GOAL OF THE EXERCISE → Without the images, write out all of the following entries exactly.
— Begin EXTRACTED MATERIAL —
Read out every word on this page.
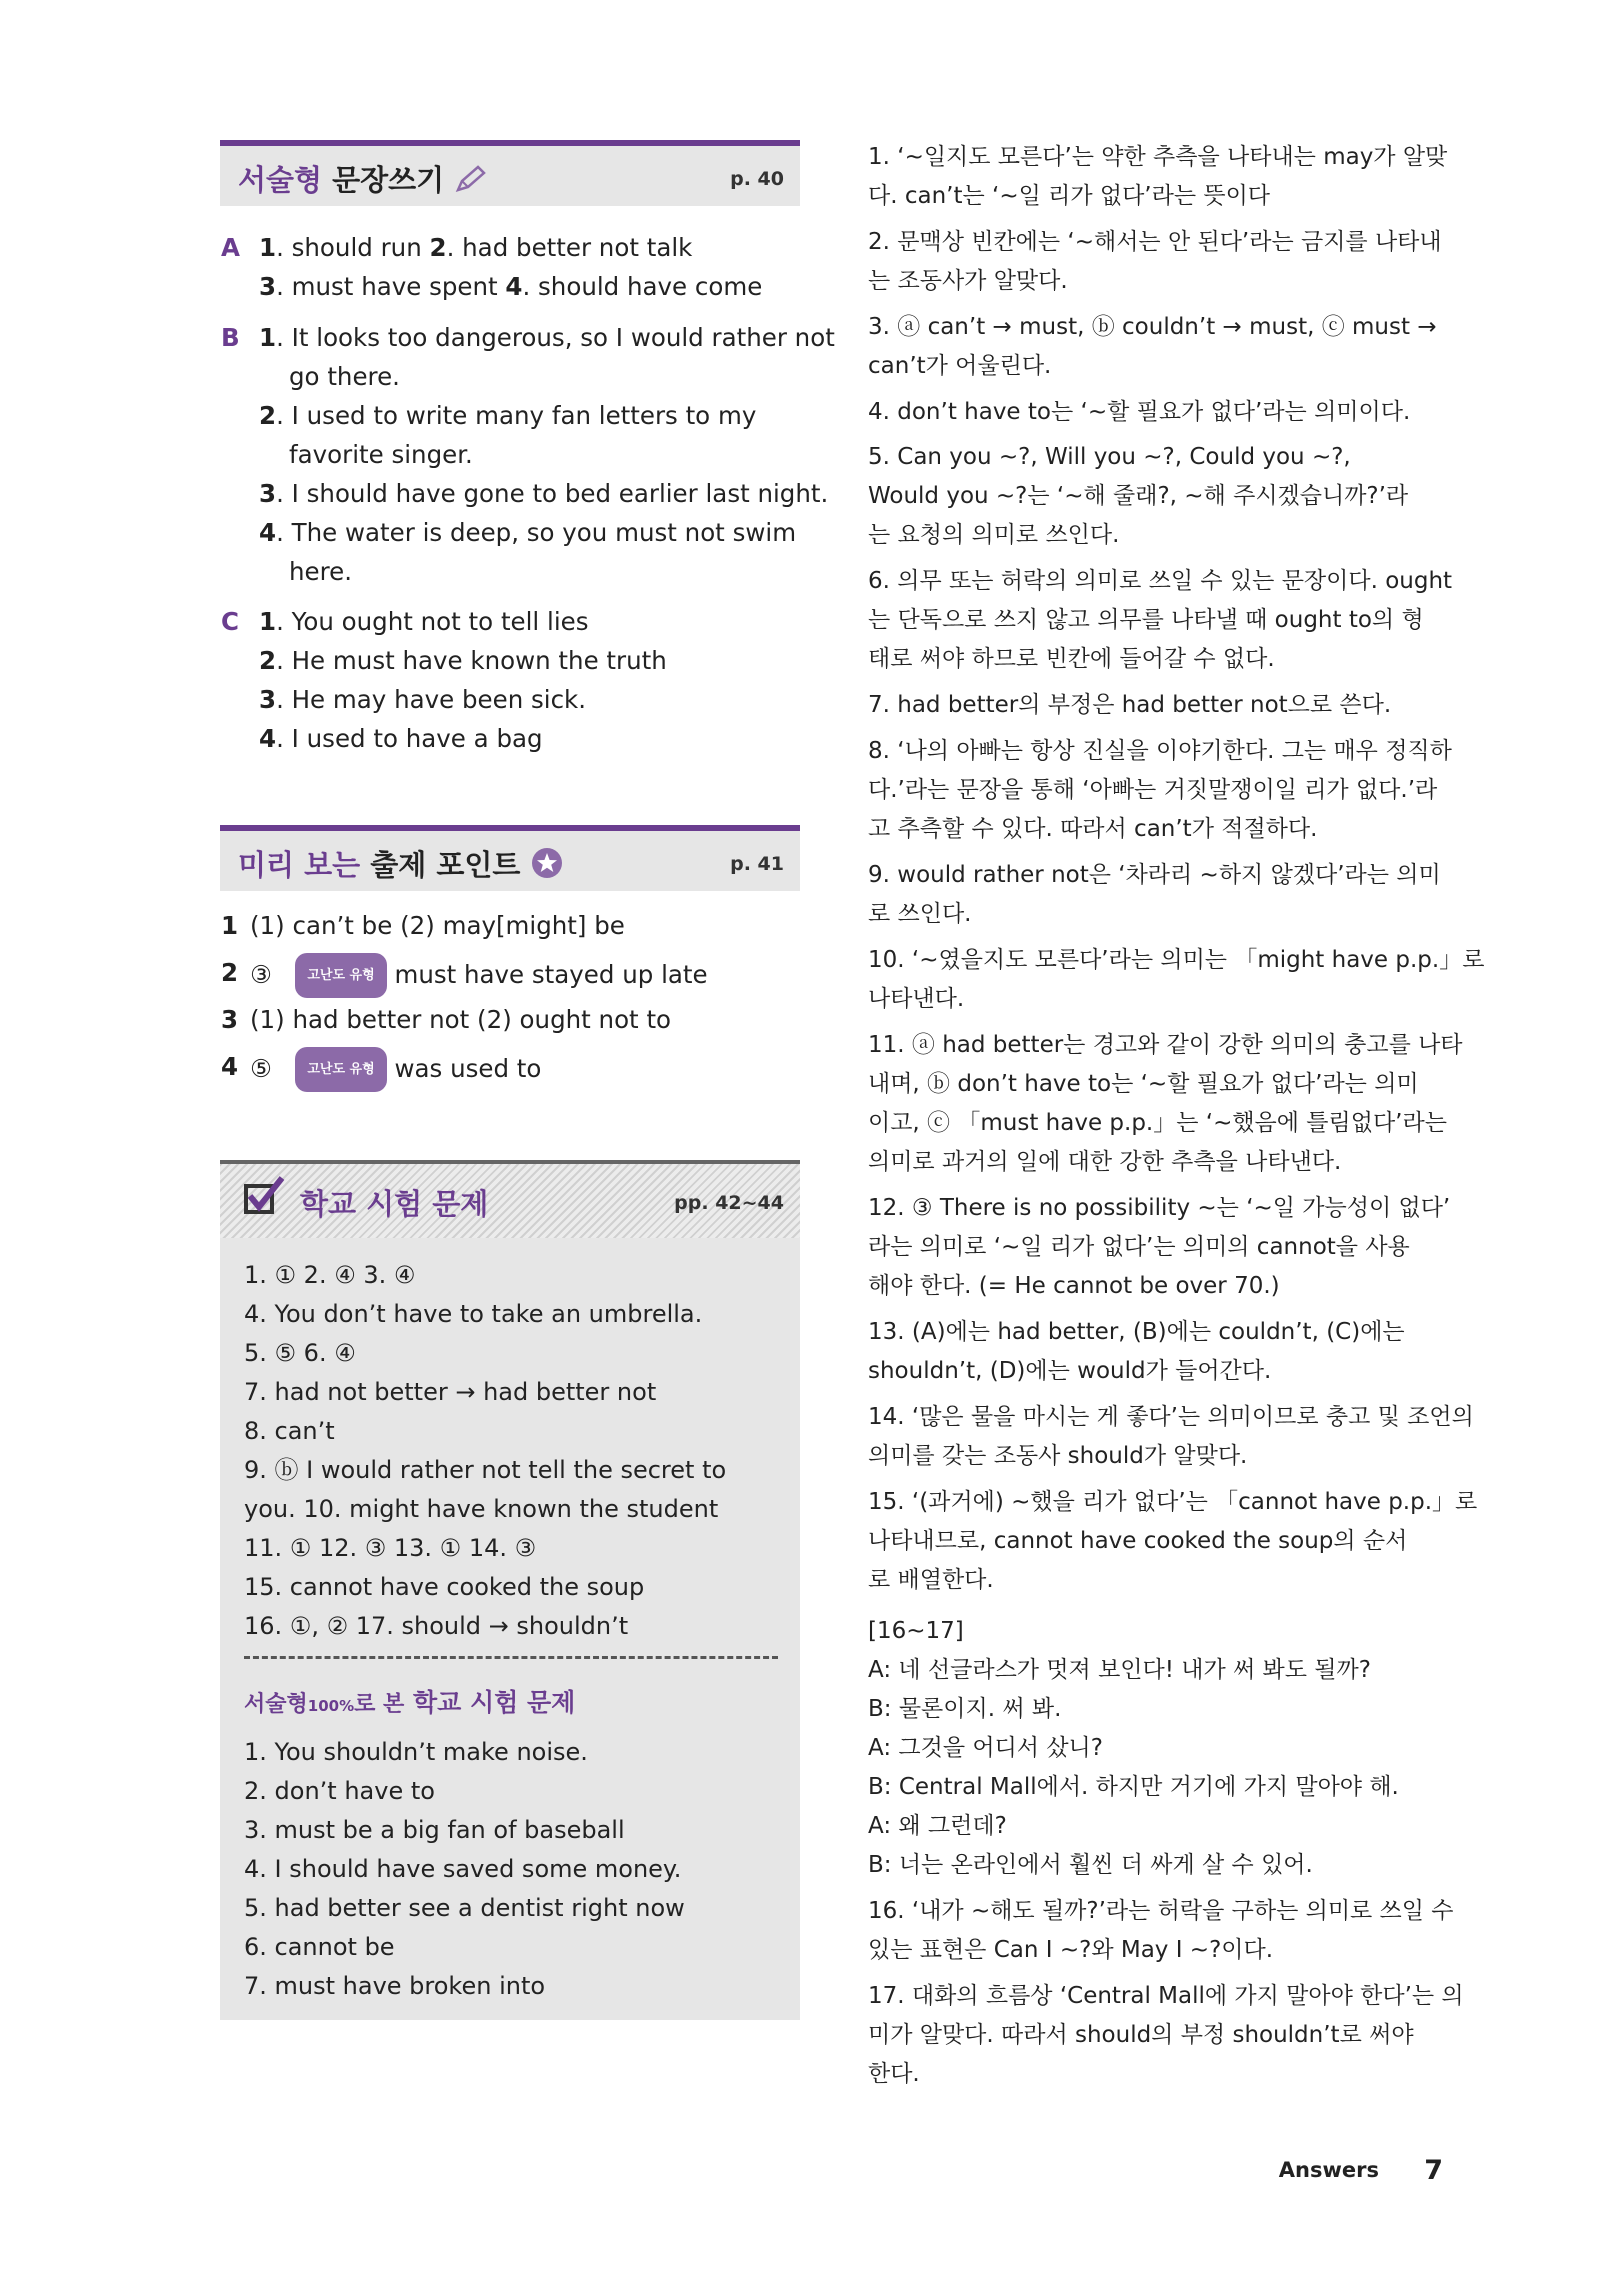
서술형 문장쓰기	p. 40
A 1. should run 2. had better not talk
3. must have spent 4. should have come
B 1. It looks too dangerous, so I would rather not
go there.
2. I used to write many fan letters to my
favorite singer.
3. I should have gone to bed earlier last night.
4. The water is deep, so you must not swim
here.
C 1. You ought not to tell lies
2. He must have known the truth
3. He may have been sick.
4. I used to have a bag
미리 보는 출제 포인트	p. 41
1 (1) can’t be (2) may[might] be
2 ③	고난도 유형 must have stayed up late
3 (1) had better not (2) ought not to
4 ⑤	고난도 유형 was used to
학교 시험 문제	pp. 42~44
1. ① 2. ④ 3. ④
4. You don’t have to take an umbrella.
5. ⑤ 6. ④
7. had not better → had better not
8. can’t
9. ⓑ I would rather not tell the secret to
you. 10. might have known the student
11. ① 12. ③ 13. ① 14. ③
15. cannot have cooked the soup
16. ①, ② 17. should → shouldn’t
서술형100%로 본 학교 시험 문제
1. You shouldn’t make noise.
2. don’t have to
3. must be a big fan of baseball
4. I should have saved some money.
5. had better see a dentist right now
6. cannot be
7. must have broken into
1. ‘~일지도 모른다’는 약한 추측을 나타내는 may가 알맞
다. can’t는 ‘~일 리가 없다’라는 뜻이다
2. 문맥상 빈칸에는 ‘~해서는 안 된다’라는 금지를 나타내
는 조동사가 알맞다.
3. ⓐ can’t → must, ⓑ couldn’t → must, ⓒ must →
can’t가 어울린다.
4. don’t have to는 ‘~할 필요가 없다’라는 의미이다.
5. Can you ~?, Will you ~?, Could you ~?,
Would you ~?는 ‘~해 줄래?, ~해 주시겠습니까?’라
는 요청의 의미로 쓰인다.
6. 의무 또는 허락의 의미로 쓰일 수 있는 문장이다. ought
는 단독으로 쓰지 않고 의무를 나타낼 때 ought to의 형
태로 써야 하므로 빈칸에 들어갈 수 없다.
7. had better의 부정은 had better not으로 쓴다.
8. ‘나의 아빠는 항상 진실을 이야기한다. 그는 매우 정직하
다.’라는 문장을 통해 ‘아빠는 거짓말쟁이일 리가 없다.’라
고 추측할 수 있다. 따라서 can’t가 적절하다.
9. would rather not은 ‘차라리 ~하지 않겠다’라는 의미
로 쓰인다.
10. ‘~였을지도 모른다’라는 의미는 「might have p.p.」로
나타낸다.
11. ⓐ had better는 경고와 같이 강한 의미의 충고를 나타
내며, ⓑ don’t have to는 ‘~할 필요가 없다’라는 의미
이고, ⓒ 「must have p.p.」는 ‘~했음에 틀림없다’라는
의미로 과거의 일에 대한 강한 추측을 나타낸다.
12. ③ There is no possibility ~는 ‘~일 가능성이 없다’
라는 의미로 ‘~일 리가 없다’는 의미의 cannot을 사용
해야 한다. (= He cannot be over 70.)
13. (A)에는 had better, (B)에는 couldn’t, (C)에는
shouldn’t, (D)에는 would가 들어간다.
14. ‘많은 물을 마시는 게 좋다’는 의미이므로 충고 및 조언의
의미를 갖는 조동사 should가 알맞다.
15. ‘(과거에) ~했을 리가 없다’는 「cannot have p.p.」로
나타내므로, cannot have cooked the soup의 순서
로 배열한다.
[16~17]
A: 네 선글라스가 멋져 보인다! 내가 써 봐도 될까?
B: 물론이지. 써 봐.
A: 그것을 어디서 샀니?
B: Central Mall에서. 하지만 거기에 가지 말아야 해.
A: 왜 그런데?
B: 너는 온라인에서 훨씬 더 싸게 살 수 있어.
16. ‘내가 ~해도 될까?’라는 허락을 구하는 의미로 쓰일 수
있는 표현은 Can I ~?와 May I ~?이다.
17. 대화의 흐름상 ‘Central Mall에 가지 말아야 한다’는 의
미가 알맞다. 따라서 should의 부정 shouldn’t로 써야
한다.
Answers 7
— End EXTRACTED MATERIAL —
RESULT OF THIS TASK →
Read out every word on this page.
서술형 문장쓰기	p. 40
A 1. should run 2. had better not talk
3. must have spent 4. should have come
B 1. It looks too dangerous, so I would rather not
go there.
2. I used to write many fan letters to my
favorite singer.
3. I should have gone to bed earlier last night.
4. The water is deep, so you must not swim
here.
C 1. You ought not to tell lies
2. He must have known the truth
3. He may have been sick.
4. I used to have a bag
미리 보는 출제 포인트	p. 41
1 (1) can’t be (2) may[might] be
2 ③	고난도 유형 must have stayed up late
3 (1) had better not (2) ought not to
4 ⑤	고난도 유형 was used to
학교 시험 문제	pp. 42~44
1. ① 2. ④ 3. ④
4. You don’t have to take an umbrella.
5. ⑤ 6. ④
7. had not better → had better not
8. can’t
9. ⓑ I would rather not tell the secret to
you. 10. might have known the student
11. ① 12. ③ 13. ① 14. ③
15. cannot have cooked the soup
16. ①, ② 17. should → shouldn’t
서술형100%로 본 학교 시험 문제
1. You shouldn’t make noise.
2. don’t have to
3. must be a big fan of baseball
4. I should have saved some money.
5. had better see a dentist right now
6. cannot be
7. must have broken into
1. ‘~일지도 모른다’는 약한 추측을 나타내는 may가 알맞
다. can’t는 ‘~일 리가 없다’라는 뜻이다
2. 문맥상 빈칸에는 ‘~해서는 안 된다’라는 금지를 나타내
는 조동사가 알맞다.
3. ⓐ can’t → must, ⓑ couldn’t → must, ⓒ must →
can’t가 어울린다.
4. don’t have to는 ‘~할 필요가 없다’라는 의미이다.
5. Can you ~?, Will you ~?, Could you ~?,
Would you ~?는 ‘~해 줄래?, ~해 주시겠습니까?’라
는 요청의 의미로 쓰인다.
6. 의무 또는 허락의 의미로 쓰일 수 있는 문장이다. ought
는 단독으로 쓰지 않고 의무를 나타낼 때 ought to의 형
태로 써야 하므로 빈칸에 들어갈 수 없다.
7. had better의 부정은 had better not으로 쓴다.
8. ‘나의 아빠는 항상 진실을 이야기한다. 그는 매우 정직하
다.’라는 문장을 통해 ‘아빠는 거짓말쟁이일 리가 없다.’라
고 추측할 수 있다. 따라서 can’t가 적절하다.
9. would rather not은 ‘차라리 ~하지 않겠다’라는 의미
로 쓰인다.
10. ‘~였을지도 모른다’라는 의미는 「might have p.p.」로
나타낸다.
11. ⓐ had better는 경고와 같이 강한 의미의 충고를 나타
내며, ⓑ don’t have to는 ‘~할 필요가 없다’라는 의미
이고, ⓒ 「must have p.p.」는 ‘~했음에 틀림없다’라는
의미로 과거의 일에 대한 강한 추측을 나타낸다.
12. ③ There is no possibility ~는 ‘~일 가능성이 없다’
라는 의미로 ‘~일 리가 없다’는 의미의 cannot을 사용
해야 한다. (= He cannot be over 70.)
13. (A)에는 had better, (B)에는 couldn’t, (C)에는
shouldn’t, (D)에는 would가 들어간다.
14. ‘많은 물을 마시는 게 좋다’는 의미이므로 충고 및 조언의
의미를 갖는 조동사 should가 알맞다.
15. ‘(과거에) ~했을 리가 없다’는 「cannot have p.p.」로
나타내므로, cannot have cooked the soup의 순서
로 배열한다.
[16~17]
A: 네 선글라스가 멋져 보인다! 내가 써 봐도 될까?
B: 물론이지. 써 봐.
A: 그것을 어디서 샀니?
B: Central Mall에서. 하지만 거기에 가지 말아야 해.
A: 왜 그런데?
B: 너는 온라인에서 훨씬 더 싸게 살 수 있어.
16. ‘내가 ~해도 될까?’라는 허락을 구하는 의미로 쓰일 수
있는 표현은 Can I ~?와 May I ~?이다.
17. 대화의 흐름상 ‘Central Mall에 가지 말아야 한다’는 의
미가 알맞다. 따라서 should의 부정 shouldn’t로 써야
한다.
Answers 7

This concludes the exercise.